--- EXERCISE AIM ---
Copy out all of the data exactly as it appears.

--- TASK MATERIAL ---
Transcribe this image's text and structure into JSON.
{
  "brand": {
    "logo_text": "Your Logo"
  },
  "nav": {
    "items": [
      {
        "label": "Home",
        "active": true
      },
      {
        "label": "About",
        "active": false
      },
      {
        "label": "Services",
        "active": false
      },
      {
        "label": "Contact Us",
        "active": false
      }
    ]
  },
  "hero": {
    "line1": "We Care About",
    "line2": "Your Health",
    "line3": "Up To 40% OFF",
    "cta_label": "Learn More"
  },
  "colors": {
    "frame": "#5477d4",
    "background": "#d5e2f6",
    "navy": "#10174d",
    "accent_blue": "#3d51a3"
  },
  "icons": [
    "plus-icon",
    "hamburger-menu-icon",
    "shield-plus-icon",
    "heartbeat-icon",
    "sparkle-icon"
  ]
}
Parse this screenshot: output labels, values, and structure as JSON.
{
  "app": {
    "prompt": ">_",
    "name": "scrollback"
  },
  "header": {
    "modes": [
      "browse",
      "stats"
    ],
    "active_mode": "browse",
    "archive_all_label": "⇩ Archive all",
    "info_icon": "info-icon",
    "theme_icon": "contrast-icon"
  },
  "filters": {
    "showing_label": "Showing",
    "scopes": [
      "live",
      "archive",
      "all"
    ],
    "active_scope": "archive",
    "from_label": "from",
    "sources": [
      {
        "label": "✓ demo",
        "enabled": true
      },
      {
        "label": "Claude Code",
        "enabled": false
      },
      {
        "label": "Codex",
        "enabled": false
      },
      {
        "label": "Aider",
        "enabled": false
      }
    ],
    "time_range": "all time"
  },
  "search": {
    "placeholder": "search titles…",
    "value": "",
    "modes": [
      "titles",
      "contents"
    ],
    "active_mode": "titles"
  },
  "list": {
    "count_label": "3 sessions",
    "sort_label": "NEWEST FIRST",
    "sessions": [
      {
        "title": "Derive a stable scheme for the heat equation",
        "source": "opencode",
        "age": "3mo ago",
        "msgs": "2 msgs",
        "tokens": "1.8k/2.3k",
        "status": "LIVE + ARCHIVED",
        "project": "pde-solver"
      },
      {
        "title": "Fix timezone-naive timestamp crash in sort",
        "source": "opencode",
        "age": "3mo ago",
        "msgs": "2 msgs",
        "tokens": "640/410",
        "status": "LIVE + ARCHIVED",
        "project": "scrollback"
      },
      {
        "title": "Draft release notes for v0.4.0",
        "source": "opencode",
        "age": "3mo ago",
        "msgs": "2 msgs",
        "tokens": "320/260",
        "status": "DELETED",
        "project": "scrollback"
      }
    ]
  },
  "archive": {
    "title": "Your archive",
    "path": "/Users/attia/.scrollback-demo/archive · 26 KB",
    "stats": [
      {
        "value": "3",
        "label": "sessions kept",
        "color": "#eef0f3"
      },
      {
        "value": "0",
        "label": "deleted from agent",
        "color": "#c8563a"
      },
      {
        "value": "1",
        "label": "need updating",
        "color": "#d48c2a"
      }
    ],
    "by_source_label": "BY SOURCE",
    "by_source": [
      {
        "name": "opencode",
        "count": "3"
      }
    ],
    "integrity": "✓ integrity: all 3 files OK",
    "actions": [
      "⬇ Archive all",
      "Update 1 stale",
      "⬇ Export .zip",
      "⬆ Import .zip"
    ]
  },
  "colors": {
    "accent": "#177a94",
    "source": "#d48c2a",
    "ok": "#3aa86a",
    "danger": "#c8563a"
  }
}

--- FULL ANSWER ---
Transcribe this image's text and structure into JSON.
{
  "brand": {
    "logo_text": "Your Logo"
  },
  "nav": {
    "items": [
      {
        "label": "Home",
        "active": true
      },
      {
        "label": "About",
        "active": false
      },
      {
        "label": "Services",
        "active": false
      },
      {
        "label": "Contact Us",
        "active": false
      }
    ]
  },
  "hero": {
    "line1": "We Care About",
    "line2": "Your Health",
    "line3": "Up To 40% OFF",
    "cta_label": "Learn More"
  },
  "colors": {
    "frame": "#5477d4",
    "background": "#d5e2f6",
    "navy": "#10174d",
    "accent_blue": "#3d51a3"
  },
  "icons": [
    "plus-icon",
    "hamburger-menu-icon",
    "shield-plus-icon",
    "heartbeat-icon",
    "sparkle-icon"
  ]
}
Parse this screenshot: output labels, values, and structure as JSON.
{
  "app": {
    "prompt": ">_",
    "name": "scrollback"
  },
  "header": {
    "modes": [
      "browse",
      "stats"
    ],
    "active_mode": "browse",
    "archive_all_label": "⇩ Archive all",
    "info_icon": "info-icon",
    "theme_icon": "contrast-icon"
  },
  "filters": {
    "showing_label": "Showing",
    "scopes": [
      "live",
      "archive",
      "all"
    ],
    "active_scope": "archive",
    "from_label": "from",
    "sources": [
      {
        "label": "✓ demo",
        "enabled": true
      },
      {
        "label": "Claude Code",
        "enabled": false
      },
      {
        "label": "Codex",
        "enabled": false
      },
      {
        "label": "Aider",
        "enabled": false
      }
    ],
    "time_range": "all time"
  },
  "search": {
    "placeholder": "search titles…",
    "value": "",
    "modes": [
      "titles",
      "contents"
    ],
    "active_mode": "titles"
  },
  "list": {
    "count_label": "3 sessions",
    "sort_label": "NEWEST FIRST",
    "sessions": [
      {
        "title": "Derive a stable scheme for the heat equation",
        "source": "opencode",
        "age": "3mo ago",
        "msgs": "2 msgs",
        "tokens": "1.8k/2.3k",
        "status": "LIVE + ARCHIVED",
        "project": "pde-solver"
      },
      {
        "title": "Fix timezone-naive timestamp crash in sort",
        "source": "opencode",
        "age": "3mo ago",
        "msgs": "2 msgs",
        "tokens": "640/410",
        "status": "LIVE + ARCHIVED",
        "project": "scrollback"
      },
      {
        "title": "Draft release notes for v0.4.0",
        "source": "opencode",
        "age": "3mo ago",
        "msgs": "2 msgs",
        "tokens": "320/260",
        "status": "DELETED",
        "project": "scrollback"
      }
    ]
  },
  "archive": {
    "title": "Your archive",
    "path": "/Users/attia/.scrollback-demo/archive · 26 KB",
    "stats": [
      {
        "value": "3",
        "label": "sessions kept",
        "color": "#eef0f3"
      },
      {
        "value": "0",
        "label": "deleted from agent",
        "color": "#c8563a"
      },
      {
        "value": "1",
        "label": "need updating",
        "color": "#d48c2a"
      }
    ],
    "by_source_label": "BY SOURCE",
    "by_source": [
      {
        "name": "opencode",
        "count": "3"
      }
    ],
    "integrity": "✓ integrity: all 3 files OK",
    "actions": [
      "⬇ Archive all",
      "Update 1 stale",
      "⬇ Export .zip",
      "⬆ Import .zip"
    ]
  },
  "colors": {
    "accent": "#177a94",
    "source": "#d48c2a",
    "ok": "#3aa86a",
    "danger": "#c8563a"
  }
}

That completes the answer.